## begin TEXT EXTRACT
In my application, I break up large audio files into chunks and then execute each chunk against the Whisper model for transcription using threads.

On a CPU machine (with a model generated on a non-GPU machine) this works fine. However on a GPU machine this fails.

To reproduce

On a g5.4xlarge instance in AWS, using Ubuntu 22.04, CUDA 11.8, Nvidia A10G GPU, the following program reproduces the error:

from multiprocessing.pool import ThreadPool
import onnxruntime
from onnxruntime_extensions import get_library_path as _lib_path
import numpy as np
import librosa

ort_session_options = onnxruntime.SessionOptions()
ort_session_options.register_custom_ops_library(_lib_path())

ort_session = onnxruntime.InferenceSession("whisper_small.onnx", ort_session_options, providers=['CUDAExecutionProvider'])

def infer(i):
    audio_blob, _ = librosa.load("speech.wav")
    inputs = {
        "audio_pcm": np.expand_dims(audio_blob, axis=0),
        "max_length": np.asarray([200], dtype=np.int32),
        "min_length": np.asarray([0], dtype=np.int32),
        "num_beams": np.asarray([2], dtype=np.int32),
        "num_return_sequences": np.asarray([1], dtype=np.int32),
        "length_penalty": np.asarray([1.0], dtype=np.float32),
        "repetition_penalty": np.asarray([1.0], dtype=np.float32),
        "decoder_input_ids": np.expand_dims(np.asarray([50258, 50360], dtype=np.int32), axis=0)
    }

    return ort_session.run(None, inputs)[0]

THREAD_NUMBER=10
pool = ThreadPool(THREAD_NUMBER)
## end TEXT EXTRACT
## begin DATASET SECTION
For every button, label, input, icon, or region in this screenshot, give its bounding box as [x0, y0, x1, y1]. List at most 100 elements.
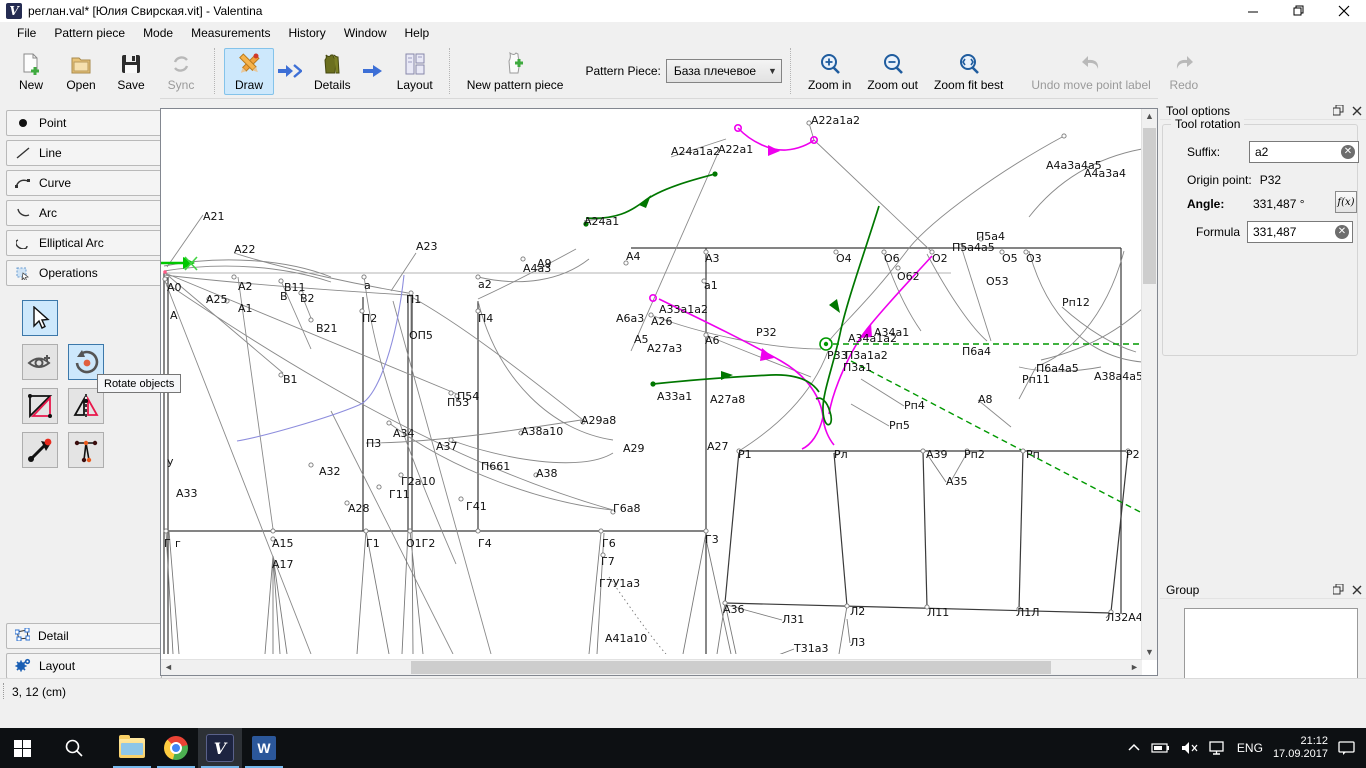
## end DATASET SECTION
WHAT YOU WILL DO>
According to the Whisper excerpt, on which AWS instance type is the error reproduced? The listing comes from a source unrelated to the Whisper excerpt.

IN RESPONSE>
A g5.4xlarge instance.